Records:
==============================
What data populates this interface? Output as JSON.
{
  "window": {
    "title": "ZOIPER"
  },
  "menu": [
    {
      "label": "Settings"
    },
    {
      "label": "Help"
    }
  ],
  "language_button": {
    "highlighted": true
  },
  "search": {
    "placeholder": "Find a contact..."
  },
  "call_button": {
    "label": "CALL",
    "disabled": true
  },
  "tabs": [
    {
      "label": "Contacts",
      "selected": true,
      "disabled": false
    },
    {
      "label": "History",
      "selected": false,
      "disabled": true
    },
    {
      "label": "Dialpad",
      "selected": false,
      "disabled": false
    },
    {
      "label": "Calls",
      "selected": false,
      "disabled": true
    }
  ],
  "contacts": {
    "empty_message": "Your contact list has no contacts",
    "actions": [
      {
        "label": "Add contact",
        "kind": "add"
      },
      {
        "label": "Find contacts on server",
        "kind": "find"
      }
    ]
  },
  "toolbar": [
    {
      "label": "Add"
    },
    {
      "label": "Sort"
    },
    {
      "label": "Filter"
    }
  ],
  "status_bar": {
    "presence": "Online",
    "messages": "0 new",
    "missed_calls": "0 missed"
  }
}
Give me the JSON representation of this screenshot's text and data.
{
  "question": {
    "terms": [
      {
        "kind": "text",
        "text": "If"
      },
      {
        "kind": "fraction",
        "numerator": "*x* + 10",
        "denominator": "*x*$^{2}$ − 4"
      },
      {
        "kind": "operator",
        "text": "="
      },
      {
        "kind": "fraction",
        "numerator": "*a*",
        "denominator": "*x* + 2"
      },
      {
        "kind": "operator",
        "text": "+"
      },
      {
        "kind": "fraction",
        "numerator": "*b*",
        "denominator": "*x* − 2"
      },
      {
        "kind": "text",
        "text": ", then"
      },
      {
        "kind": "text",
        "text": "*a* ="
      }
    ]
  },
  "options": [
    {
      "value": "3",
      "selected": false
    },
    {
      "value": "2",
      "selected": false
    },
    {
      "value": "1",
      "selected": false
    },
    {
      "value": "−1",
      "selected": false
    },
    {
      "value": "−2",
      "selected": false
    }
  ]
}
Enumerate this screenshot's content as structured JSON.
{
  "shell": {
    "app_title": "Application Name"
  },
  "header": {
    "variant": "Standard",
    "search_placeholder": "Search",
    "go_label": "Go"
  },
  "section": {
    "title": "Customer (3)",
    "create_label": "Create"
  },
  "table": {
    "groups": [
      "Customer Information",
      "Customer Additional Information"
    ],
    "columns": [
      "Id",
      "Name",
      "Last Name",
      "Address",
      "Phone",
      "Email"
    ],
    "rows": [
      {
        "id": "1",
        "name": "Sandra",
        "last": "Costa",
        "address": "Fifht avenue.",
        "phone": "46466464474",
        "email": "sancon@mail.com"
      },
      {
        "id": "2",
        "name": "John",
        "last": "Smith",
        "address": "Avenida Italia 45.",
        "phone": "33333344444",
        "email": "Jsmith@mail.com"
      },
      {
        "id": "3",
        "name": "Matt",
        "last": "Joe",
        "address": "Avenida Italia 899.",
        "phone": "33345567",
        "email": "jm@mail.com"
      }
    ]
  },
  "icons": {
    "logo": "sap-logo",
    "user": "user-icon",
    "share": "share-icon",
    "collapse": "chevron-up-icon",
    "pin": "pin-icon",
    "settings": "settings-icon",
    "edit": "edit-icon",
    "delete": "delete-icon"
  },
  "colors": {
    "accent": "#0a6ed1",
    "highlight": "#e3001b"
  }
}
==============================
▶ Set task
Show every line in the entries where the string "data" occurs.

▶ Problem solution
What data populates this interface? Output as JSON.
Give me the JSON representation of this screenshot's text and data.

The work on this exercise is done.